_Figure dataset records_:
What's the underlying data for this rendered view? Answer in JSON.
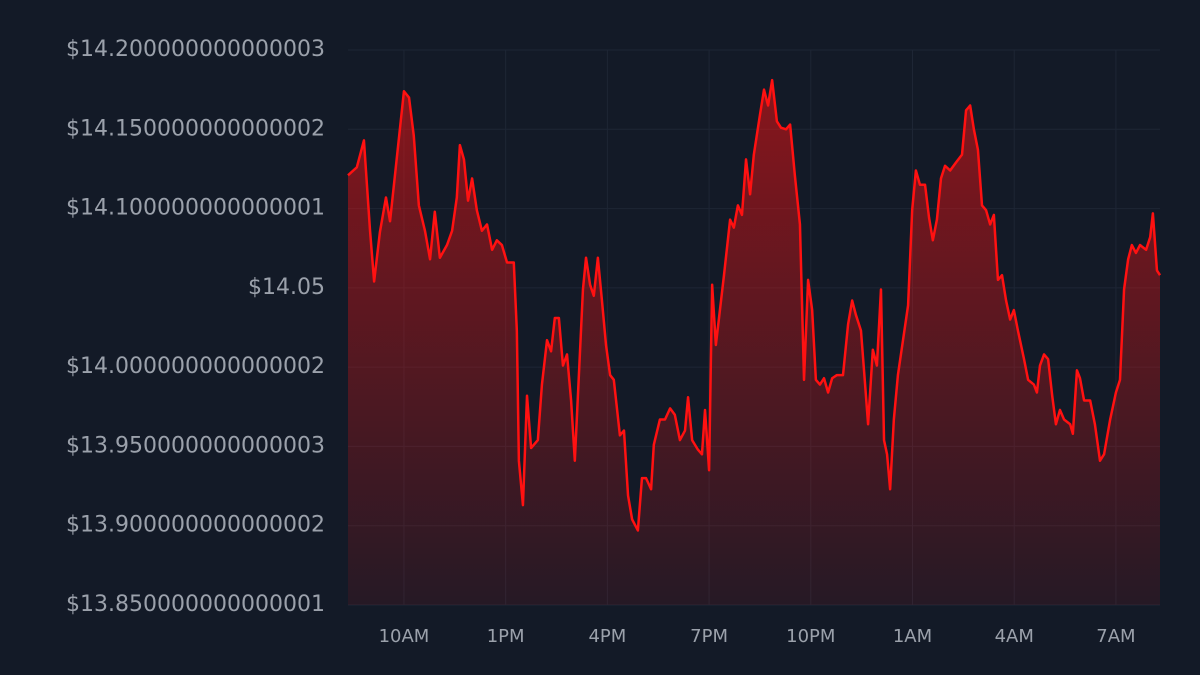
{
  "chart_data": {
    "type": "area",
    "x": [
      8.35,
      8.61,
      8.82,
      9.0,
      9.12,
      9.29,
      9.47,
      9.59,
      9.76,
      10.0,
      10.15,
      10.29,
      10.44,
      10.62,
      10.77,
      10.91,
      11.06,
      11.27,
      11.42,
      11.56,
      11.65,
      11.77,
      11.89,
      12.01,
      12.15,
      12.3,
      12.45,
      12.6,
      12.74,
      12.89,
      13.04,
      13.24,
      13.33,
      13.39,
      13.51,
      13.63,
      13.75,
      13.95,
      14.07,
      14.22,
      14.34,
      14.45,
      14.57,
      14.69,
      14.81,
      14.93,
      15.04,
      15.16,
      15.28,
      15.37,
      15.49,
      15.6,
      15.72,
      15.84,
      15.96,
      16.08,
      16.19,
      16.37,
      16.49,
      16.61,
      16.73,
      16.9,
      17.02,
      17.14,
      17.29,
      17.37,
      17.55,
      17.7,
      17.85,
      17.99,
      18.14,
      18.29,
      18.38,
      18.5,
      18.67,
      18.79,
      18.88,
      19.0,
      19.09,
      19.2,
      19.32,
      19.44,
      19.62,
      19.73,
      19.85,
      19.97,
      20.09,
      20.21,
      20.32,
      20.5,
      20.62,
      20.74,
      20.86,
      21.0,
      21.12,
      21.27,
      21.39,
      21.53,
      21.68,
      21.8,
      21.92,
      22.04,
      22.15,
      22.27,
      22.39,
      22.51,
      22.63,
      22.77,
      22.95,
      23.1,
      23.22,
      23.33,
      23.48,
      23.57,
      23.69,
      23.83,
      23.95,
      24.07,
      24.16,
      24.25,
      24.34,
      24.45,
      24.57,
      24.72,
      24.87,
      24.99,
      25.1,
      25.22,
      25.37,
      25.49,
      25.6,
      25.72,
      25.84,
      25.96,
      26.11,
      26.28,
      26.46,
      26.58,
      26.7,
      26.81,
      26.93,
      27.05,
      27.17,
      27.29,
      27.4,
      27.52,
      27.64,
      27.76,
      27.88,
      27.99,
      28.11,
      28.29,
      28.41,
      28.58,
      28.67,
      28.76,
      28.88,
      29.0,
      29.12,
      29.23,
      29.35,
      29.47,
      29.65,
      29.73,
      29.85,
      29.94,
      30.06,
      30.24,
      30.38,
      30.53,
      30.65,
      30.83,
      31.0,
      31.12,
      31.24,
      31.36,
      31.47,
      31.59,
      31.71,
      31.89,
      32.01,
      32.09,
      32.21,
      32.3
    ],
    "values": [
      14.121,
      14.126,
      14.143,
      14.086,
      14.054,
      14.085,
      14.107,
      14.092,
      14.126,
      14.174,
      14.17,
      14.146,
      14.102,
      14.086,
      14.068,
      14.098,
      14.069,
      14.077,
      14.086,
      14.107,
      14.14,
      14.131,
      14.105,
      14.119,
      14.099,
      14.086,
      14.09,
      14.074,
      14.08,
      14.077,
      14.066,
      14.066,
      14.023,
      13.941,
      13.913,
      13.982,
      13.949,
      13.954,
      13.989,
      14.017,
      14.01,
      14.031,
      14.031,
      14.001,
      14.008,
      13.979,
      13.941,
      13.995,
      14.049,
      14.069,
      14.052,
      14.045,
      14.069,
      14.042,
      14.014,
      13.995,
      13.992,
      13.957,
      13.96,
      13.919,
      13.904,
      13.897,
      13.93,
      13.93,
      13.923,
      13.951,
      13.967,
      13.967,
      13.974,
      13.97,
      13.954,
      13.96,
      13.981,
      13.954,
      13.948,
      13.945,
      13.973,
      13.935,
      14.052,
      14.014,
      14.036,
      14.058,
      14.093,
      14.088,
      14.102,
      14.096,
      14.131,
      14.109,
      14.134,
      14.159,
      14.175,
      14.165,
      14.181,
      14.155,
      14.151,
      14.15,
      14.153,
      14.121,
      14.09,
      13.992,
      14.055,
      14.036,
      13.992,
      13.989,
      13.993,
      13.984,
      13.993,
      13.995,
      13.995,
      14.027,
      14.042,
      14.033,
      14.023,
      13.998,
      13.964,
      14.011,
      14.001,
      14.049,
      13.954,
      13.945,
      13.923,
      13.967,
      13.995,
      14.017,
      14.039,
      14.099,
      14.124,
      14.115,
      14.115,
      14.094,
      14.08,
      14.093,
      14.119,
      14.127,
      14.124,
      14.129,
      14.134,
      14.162,
      14.165,
      14.15,
      14.137,
      14.102,
      14.099,
      14.09,
      14.096,
      14.055,
      14.058,
      14.042,
      14.03,
      14.036,
      14.023,
      14.005,
      13.992,
      13.989,
      13.984,
      14.001,
      14.008,
      14.005,
      13.982,
      13.964,
      13.973,
      13.967,
      13.964,
      13.958,
      13.998,
      13.993,
      13.979,
      13.979,
      13.964,
      13.941,
      13.945,
      13.967,
      13.984,
      13.992,
      14.049,
      14.068,
      14.077,
      14.072,
      14.077,
      14.074,
      14.082,
      14.097,
      14.061,
      14.058
    ],
    "color": "#ff1111",
    "xlim": [
      8.35,
      32.3
    ],
    "xticks": [
      {
        "value": 10,
        "label": "10AM"
      },
      {
        "value": 13,
        "label": "1PM"
      },
      {
        "value": 16,
        "label": "4PM"
      },
      {
        "value": 19,
        "label": "7PM"
      },
      {
        "value": 22,
        "label": "10PM"
      },
      {
        "value": 25,
        "label": "1AM"
      },
      {
        "value": 28,
        "label": "4AM"
      },
      {
        "value": 31,
        "label": "7AM"
      }
    ],
    "ylim": [
      13.850000000000001,
      14.200000000000003
    ],
    "yticks": [
      {
        "value": 13.850000000000001,
        "label": "$13.850000000000001"
      },
      {
        "value": 13.900000000000002,
        "label": "$13.900000000000002"
      },
      {
        "value": 13.950000000000003,
        "label": "$13.950000000000003"
      },
      {
        "value": 14.000000000000002,
        "label": "$14.000000000000002"
      },
      {
        "value": 14.05,
        "label": "$14.05"
      },
      {
        "value": 14.100000000000001,
        "label": "$14.100000000000001"
      },
      {
        "value": 14.150000000000002,
        "label": "$14.150000000000002"
      },
      {
        "value": 14.200000000000003,
        "label": "$14.200000000000003"
      }
    ],
    "grid": true
  }
}
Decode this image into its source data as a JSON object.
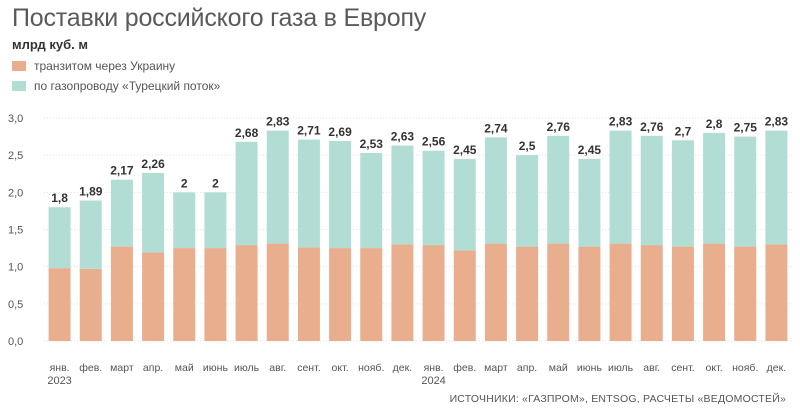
{
  "header": {
    "title": "Поставки российского газа в Европу",
    "unit": "млрд куб. м"
  },
  "legend": [
    {
      "label": "транзитом через Украину",
      "color": "#e9ae8d"
    },
    {
      "label": "по газопроводу «Турецкий поток»",
      "color": "#b2ddd5"
    }
  ],
  "source": "ИСТОЧНИКИ: «ГАЗПРОМ», ENTSOG, РАСЧЕТЫ «ВЕДОМОСТЕЙ»",
  "chart_data": {
    "type": "bar",
    "stacked": true,
    "categories": [
      "янв.",
      "фев.",
      "март",
      "апр.",
      "май",
      "июнь",
      "июль",
      "авг.",
      "сент.",
      "окт.",
      "нояб.",
      "дек.",
      "янв.",
      "фев.",
      "март",
      "апр.",
      "май",
      "июнь",
      "июль",
      "авг.",
      "сент.",
      "окт.",
      "нояб.",
      "дек."
    ],
    "year_labels": [
      {
        "index": 0,
        "label": "2023"
      },
      {
        "index": 12,
        "label": "2024"
      }
    ],
    "series": [
      {
        "name": "транзитом через Украину",
        "color": "#e9ae8d",
        "values": [
          0.98,
          0.97,
          1.27,
          1.19,
          1.25,
          1.25,
          1.29,
          1.31,
          1.26,
          1.25,
          1.25,
          1.3,
          1.29,
          1.22,
          1.31,
          1.27,
          1.31,
          1.27,
          1.31,
          1.29,
          1.27,
          1.31,
          1.27,
          1.3
        ]
      },
      {
        "name": "по газопроводу «Турецкий поток»",
        "color": "#b2ddd5",
        "values": [
          0.82,
          0.92,
          0.9,
          1.07,
          0.75,
          0.75,
          1.39,
          1.52,
          1.45,
          1.44,
          1.28,
          1.33,
          1.27,
          1.23,
          1.43,
          1.23,
          1.45,
          1.18,
          1.52,
          1.47,
          1.43,
          1.49,
          1.48,
          1.53
        ]
      }
    ],
    "totals": [
      "1,8",
      "1,89",
      "2,17",
      "2,26",
      "2",
      "2",
      "2,68",
      "2,83",
      "2,71",
      "2,69",
      "2,53",
      "2,63",
      "2,56",
      "2,45",
      "2,74",
      "2,5",
      "2,76",
      "2,45",
      "2,83",
      "2,76",
      "2,7",
      "2,8",
      "2,75",
      "2,83"
    ],
    "y_ticks": [
      "0,0",
      "0,5",
      "1,0",
      "1,5",
      "2,0",
      "2,5",
      "3,0"
    ],
    "ylim": [
      0,
      3.0
    ],
    "grid": true,
    "legend_position": "top-left"
  }
}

_Written instruction_: Lines containing the string "газопроводу" are to be selected and copied.

_Task result_:
      "label": "по газопроводу «Турецкий поток»",
        "name": "по газопроводу «Турецкий поток»",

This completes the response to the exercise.